» **Written problem**
Retype all material exactly. Pictures stay out of the copy.

◇ ◇ ◇ ◇ ◇

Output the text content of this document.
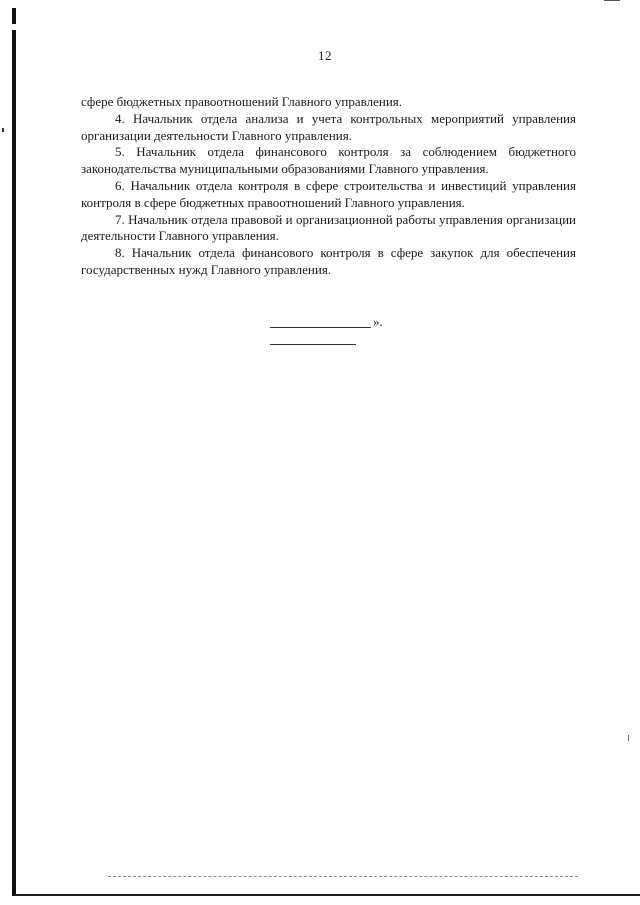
12

сфере бюджетных правоотношений Главного управления.

4. Начальник отдела анализа и учета контрольных мероприятий управления организации деятельности Главного управления.

5. Начальник отдела финансового контроля за соблюдением бюджетного законодательства муниципальными образованиями Главного управления.

6. Начальник отдела контроля в сфере строительства и инвестиций управления контроля в сфере бюджетных правоотношений Главного управления.

7. Начальник отдела правовой и организационной работы управления организации деятельности Главного управления.

8. Начальник отдела финансового контроля в сфере закупок для обеспечения государственных нужд Главного управления.

».
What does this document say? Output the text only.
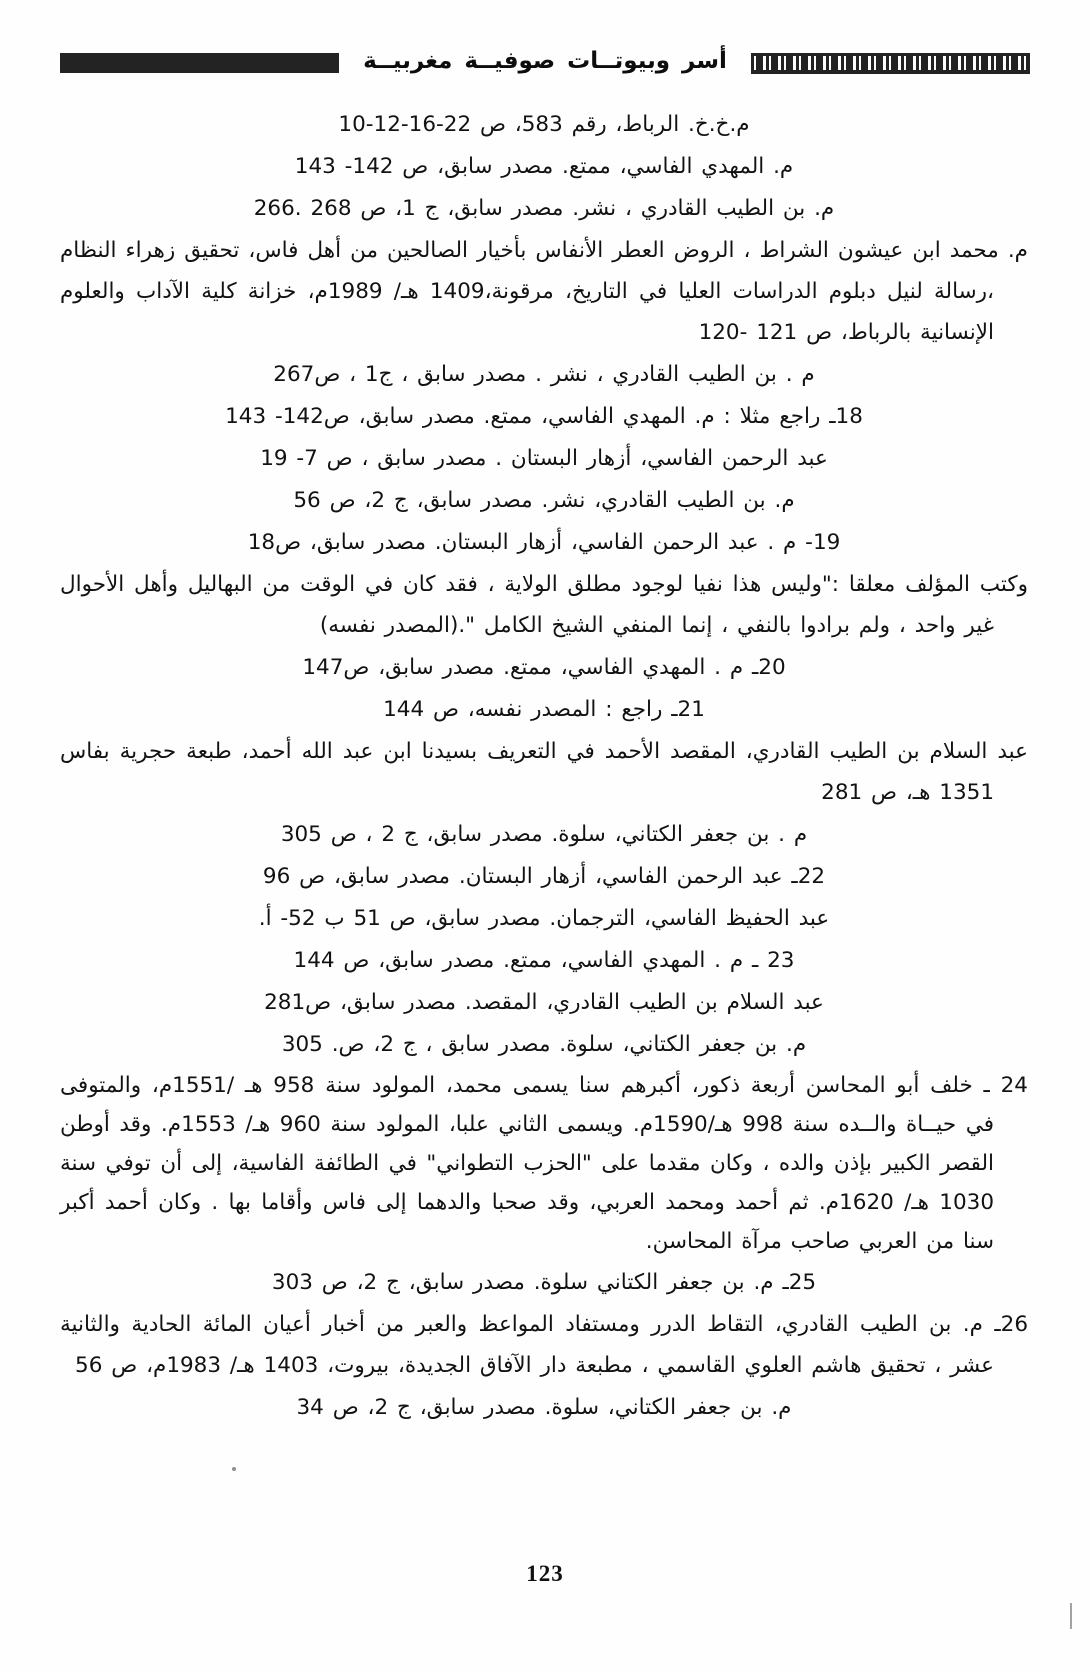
أسر وبيوتــات صوفيــة مغربيــة

م.خ.خ. الرباط، رقم 583، ص 22-16-12-10

م. المهدي الفاسي، ممتع. مصدر سابق، ص 142- 143

م. بن الطيب القادري ، نشر. مصدر سابق، ج 1، ص 268 .266

م. محمد ابن عيشون الشراط ، الروض العطر الأنفاس بأخيار الصالحين من أهل فاس، تحقيق زهراء النظام ،رسالة لنيل دبلوم الدراسات العليا في التاريخ، مرقونة،1409 هـ/ 1989م، خزانة كلية الآداب والعلوم الإنسانية بالرباط، ص 121 -120

م . بن الطيب القادري ، نشر . مصدر سابق ، ج1 ، ص267

18ـ راجع مثلا : م. المهدي الفاسي، ممتع. مصدر سابق، ص142- 143

عبد الرحمن الفاسي، أزهار البستان . مصدر سابق ، ص 7- 19

م. بن الطيب القادري، نشر. مصدر سابق، ج 2، ص 56

19- م . عبد الرحمن الفاسي، أزهار البستان. مصدر سابق، ص18

وكتب المؤلف معلقا :"وليس هذا نفيا لوجود مطلق الولاية ، فقد كان في الوقت من البهاليل وأهل الأحوال غير واحد ، ولم برادوا بالنفي ، إنما المنفي الشيخ الكامل ".(المصدر نفسه)

20ـ م . المهدي الفاسي، ممتع. مصدر سابق، ص147

21ـ راجع : المصدر نفسه، ص 144

عبد السلام بن الطيب القادري، المقصد الأحمد في التعريف بسيدنا ابن عبد الله أحمد، طبعة حجرية بفاس 1351 هـ، ص 281

م . بن جعفر الكتاني، سلوة. مصدر سابق، ج 2 ، ص 305

22ـ عبد الرحمن الفاسي، أزهار البستان. مصدر سابق، ص 96

عبد الحفيظ الفاسي، الترجمان. مصدر سابق، ص 51 ب 52- أ.

23 ـ م . المهدي الفاسي، ممتع. مصدر سابق، ص 144

عبد السلام بن الطيب القادري، المقصد. مصدر سابق، ص281

م. بن جعفر الكتاني، سلوة. مصدر سابق ، ج 2، ص. 305

24 ـ خلف أبو المحاسن أربعة ذكور، أكبرهم سنا يسمى محمد، المولود سنة 958 هـ /1551م، والمتوفى في حيــاة والــده سنة 998 هـ/1590م. ويسمى الثاني علبا، المولود سنة 960 هـ/ 1553م. وقد أوطن القصر الكبير بإذن والده ، وكان مقدما على "الحزب التطواني" في الطائفة الفاسية، إلى أن توفي سنة 1030 هـ/ 1620م. ثم أحمد ومحمد العربي، وقد صحبا والدهما إلى فاس وأقاما بها . وكان أحمد أكبر سنا من العربي صاحب مرآة المحاسن.

25ـ م. بن جعفر الكتاني سلوة. مصدر سابق، ج 2، ص 303

26ـ م. بن الطيب القادري، التقاط الدرر ومستفاد المواعظ والعبر من أخبار أعيان المائة الحادية والثانية عشر ، تحقيق هاشم العلوي القاسمي ، مطبعة دار الآفاق الجديدة، بيروت، 1403 هـ/ 1983م، ص 56

م. بن جعفر الكتاني، سلوة. مصدر سابق، ج 2، ص 34

123
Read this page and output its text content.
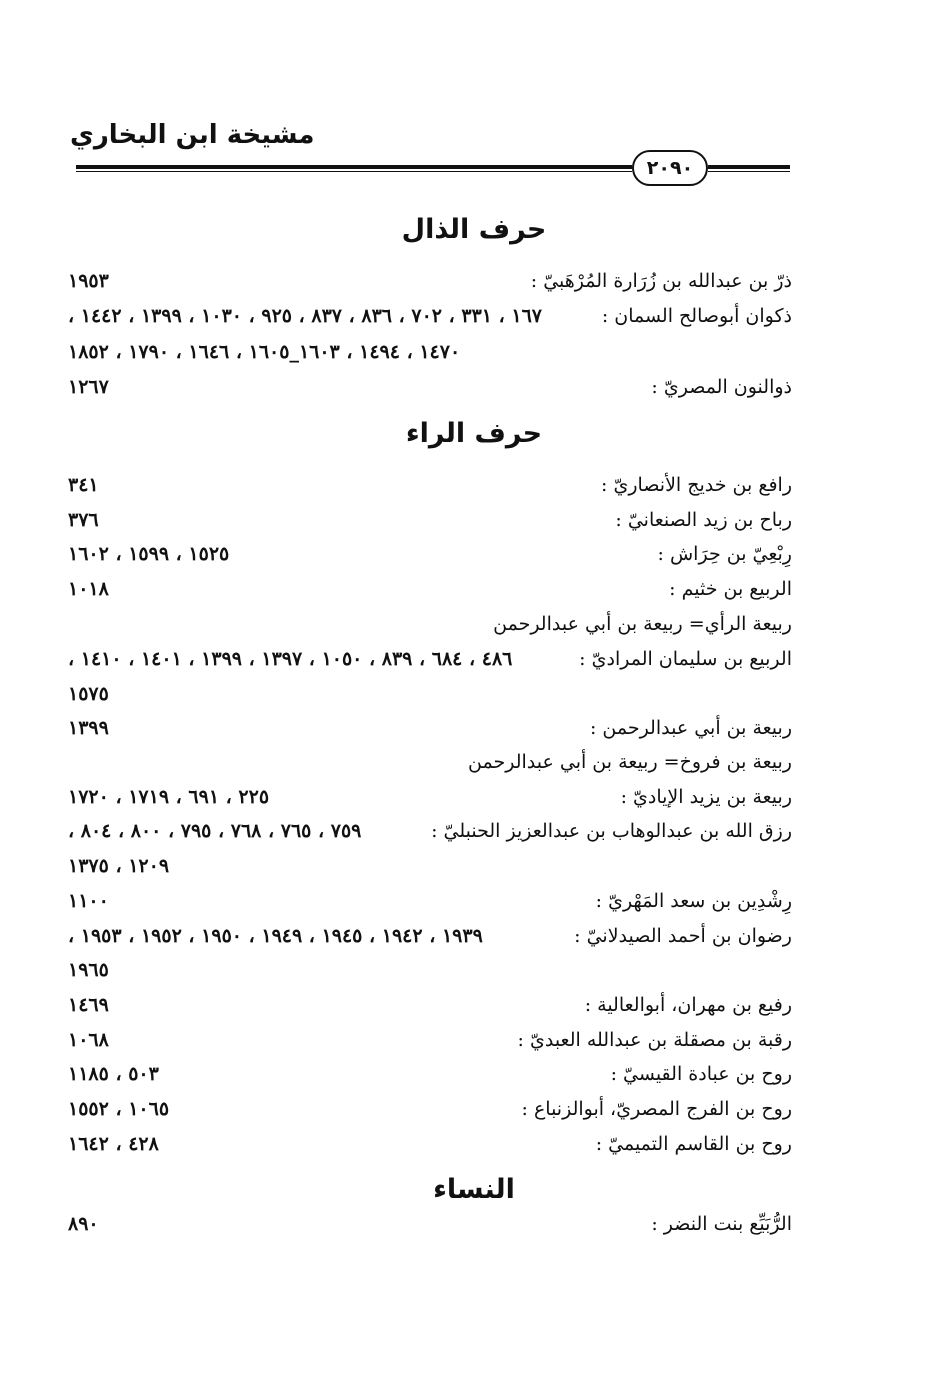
مشيخة ابن البخاري
٢٠٩٠
حرف الذال
ذرّ بن عبدالله بن زُرَارة المُرْهَبيّ :
١٩٥٣
ذكوان أبوصالح السمان :
١٦٧ ، ٣٣١ ، ٧٠٢ ، ٨٣٦ ، ٨٣٧ ، ٩٢٥ ، ١٠٣٠ ، ١٣٩٩ ، ١٤٤٢ ،
١٤٧٠ ، ١٤٩٤ ، ١٦٠٣_١٦٠٥ ، ١٦٤٦ ، ١٧٩٠ ، ١٨٥٢
ذوالنون المصريّ :
١٢٦٧
حرف الراء
رافع بن خديج الأنصاريّ :
٣٤١
رباح بن زيد الصنعانيّ :
٣٧٦
رِبْعِيّ بن حِرَاش :
١٥٢٥ ، ١٥٩٩ ، ١٦٠٢
الربيع بن خثيم :
١٠١٨
ربيعة الرأي= ربيعة بن أبي عبدالرحمن
الربيع بن سليمان المراديّ :
٤٨٦ ، ٦٨٤ ، ٨٣٩ ، ١٠٥٠ ، ١٣٩٧ ، ١٣٩٩ ، ١٤٠١ ، ١٤١٠ ،
١٥٧٥
ربيعة بن أبي عبدالرحمن :
١٣٩٩
ربيعة بن فروخ= ربيعة بن أبي عبدالرحمن
ربيعة بن يزيد الإياديّ :
٢٢٥ ، ٦٩١ ، ١٧١٩ ، ١٧٢٠
رزق الله بن عبدالوهاب بن عبدالعزيز الحنبليّ :
٧٥٩ ، ٧٦٥ ، ٧٦٨ ، ٧٩٥ ، ٨٠٠ ، ٨٠٤ ،
١٢٠٩ ، ١٣٧٥
رِشْدِين بن سعد المَهْريّ :
١١٠٠
رضوان بن أحمد الصيدلانيّ :
١٩٣٩ ، ١٩٤٢ ، ١٩٤٥ ، ١٩٤٩ ، ١٩٥٠ ، ١٩٥٢ ، ١٩٥٣ ،
١٩٦٥
رفيع بن مهران، أبوالعالية :
١٤٦٩
رقبة بن مصقلة بن عبدالله العبديّ :
١٠٦٨
روح بن عبادة القيسيّ :
٥٠٣ ، ١١٨٥
روح بن الفرج المصريّ، أبوالزنباع :
١٠٦٥ ، ١٥٥٢
روح بن القاسم التميميّ :
٤٢٨ ، ١٦٤٢
النساء
الرُّبَيِّع بنت النضر :
٨٩٠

◇ ◇ ◇ ◇ ◇

» **Result below**
Output the text content of this document.
12

сфере бюджетных правоотношений Главного управления.

4. Начальник отдела анализа и учета контрольных мероприятий управления организации деятельности Главного управления.

5. Начальник отдела финансового контроля за соблюдением бюджетного законодательства муниципальными образованиями Главного управления.

6. Начальник отдела контроля в сфере строительства и инвестиций управления контроля в сфере бюджетных правоотношений Главного управления.

7. Начальник отдела правовой и организационной работы управления организации деятельности Главного управления.

8. Начальник отдела финансового контроля в сфере закупок для обеспечения государственных нужд Главного управления.

».
What does this document say? Output the text only.
أسر وبيوتــات صوفيــة مغربيــة

م.خ.خ. الرباط، رقم 583، ص 22-16-12-10

م. المهدي الفاسي، ممتع. مصدر سابق، ص 142- 143

م. بن الطيب القادري ، نشر. مصدر سابق، ج 1، ص 268 .266

م. محمد ابن عيشون الشراط ، الروض العطر الأنفاس بأخيار الصالحين من أهل فاس، تحقيق زهراء النظام ،رسالة لنيل دبلوم الدراسات العليا في التاريخ، مرقونة،1409 هـ/ 1989م، خزانة كلية الآداب والعلوم الإنسانية بالرباط، ص 121 -120

م . بن الطيب القادري ، نشر . مصدر سابق ، ج1 ، ص267

18ـ راجع مثلا : م. المهدي الفاسي، ممتع. مصدر سابق، ص142- 143

عبد الرحمن الفاسي، أزهار البستان . مصدر سابق ، ص 7- 19

م. بن الطيب القادري، نشر. مصدر سابق، ج 2، ص 56

19- م . عبد الرحمن الفاسي، أزهار البستان. مصدر سابق، ص18

وكتب المؤلف معلقا :"وليس هذا نفيا لوجود مطلق الولاية ، فقد كان في الوقت من البهاليل وأهل الأحوال غير واحد ، ولم برادوا بالنفي ، إنما المنفي الشيخ الكامل ".(المصدر نفسه)

20ـ م . المهدي الفاسي، ممتع. مصدر سابق، ص147

21ـ راجع : المصدر نفسه، ص 144

عبد السلام بن الطيب القادري، المقصد الأحمد في التعريف بسيدنا ابن عبد الله أحمد، طبعة حجرية بفاس 1351 هـ، ص 281

م . بن جعفر الكتاني، سلوة. مصدر سابق، ج 2 ، ص 305

22ـ عبد الرحمن الفاسي، أزهار البستان. مصدر سابق، ص 96

عبد الحفيظ الفاسي، الترجمان. مصدر سابق، ص 51 ب 52- أ.

23 ـ م . المهدي الفاسي، ممتع. مصدر سابق، ص 144

عبد السلام بن الطيب القادري، المقصد. مصدر سابق، ص281

م. بن جعفر الكتاني، سلوة. مصدر سابق ، ج 2، ص. 305

24 ـ خلف أبو المحاسن أربعة ذكور، أكبرهم سنا يسمى محمد، المولود سنة 958 هـ /1551م، والمتوفى في حيــاة والــده سنة 998 هـ/1590م. ويسمى الثاني علبا، المولود سنة 960 هـ/ 1553م. وقد أوطن القصر الكبير بإذن والده ، وكان مقدما على "الحزب التطواني" في الطائفة الفاسية، إلى أن توفي سنة 1030 هـ/ 1620م. ثم أحمد ومحمد العربي، وقد صحبا والدهما إلى فاس وأقاما بها . وكان أحمد أكبر سنا من العربي صاحب مرآة المحاسن.

25ـ م. بن جعفر الكتاني سلوة. مصدر سابق، ج 2، ص 303

26ـ م. بن الطيب القادري، التقاط الدرر ومستفاد المواعظ والعبر من أخبار أعيان المائة الحادية والثانية عشر ، تحقيق هاشم العلوي القاسمي ، مطبعة دار الآفاق الجديدة، بيروت، 1403 هـ/ 1983م، ص 56

م. بن جعفر الكتاني، سلوة. مصدر سابق، ج 2، ص 34

123
Read this page and output its text content.
مشيخة ابن البخاري
٢٠٩٠
حرف الذال
ذرّ بن عبدالله بن زُرَارة المُرْهَبيّ :
١٩٥٣
ذكوان أبوصالح السمان :
١٦٧ ، ٣٣١ ، ٧٠٢ ، ٨٣٦ ، ٨٣٧ ، ٩٢٥ ، ١٠٣٠ ، ١٣٩٩ ، ١٤٤٢ ،
١٤٧٠ ، ١٤٩٤ ، ١٦٠٣_١٦٠٥ ، ١٦٤٦ ، ١٧٩٠ ، ١٨٥٢
ذوالنون المصريّ :
١٢٦٧
حرف الراء
رافع بن خديج الأنصاريّ :
٣٤١
رباح بن زيد الصنعانيّ :
٣٧٦
رِبْعِيّ بن حِرَاش :
١٥٢٥ ، ١٥٩٩ ، ١٦٠٢
الربيع بن خثيم :
١٠١٨
ربيعة الرأي= ربيعة بن أبي عبدالرحمن
الربيع بن سليمان المراديّ :
٤٨٦ ، ٦٨٤ ، ٨٣٩ ، ١٠٥٠ ، ١٣٩٧ ، ١٣٩٩ ، ١٤٠١ ، ١٤١٠ ،
١٥٧٥
ربيعة بن أبي عبدالرحمن :
١٣٩٩
ربيعة بن فروخ= ربيعة بن أبي عبدالرحمن
ربيعة بن يزيد الإياديّ :
٢٢٥ ، ٦٩١ ، ١٧١٩ ، ١٧٢٠
رزق الله بن عبدالوهاب بن عبدالعزيز الحنبليّ :
٧٥٩ ، ٧٦٥ ، ٧٦٨ ، ٧٩٥ ، ٨٠٠ ، ٨٠٤ ،
١٢٠٩ ، ١٣٧٥
رِشْدِين بن سعد المَهْريّ :
١١٠٠
رضوان بن أحمد الصيدلانيّ :
١٩٣٩ ، ١٩٤٢ ، ١٩٤٥ ، ١٩٤٩ ، ١٩٥٠ ، ١٩٥٢ ، ١٩٥٣ ،
١٩٦٥
رفيع بن مهران، أبوالعالية :
١٤٦٩
رقبة بن مصقلة بن عبدالله العبديّ :
١٠٦٨
روح بن عبادة القيسيّ :
٥٠٣ ، ١١٨٥
روح بن الفرج المصريّ، أبوالزنباع :
١٠٦٥ ، ١٥٥٢
روح بن القاسم التميميّ :
٤٢٨ ، ١٦٤٢
النساء
الرُّبَيِّع بنت النضر :
٨٩٠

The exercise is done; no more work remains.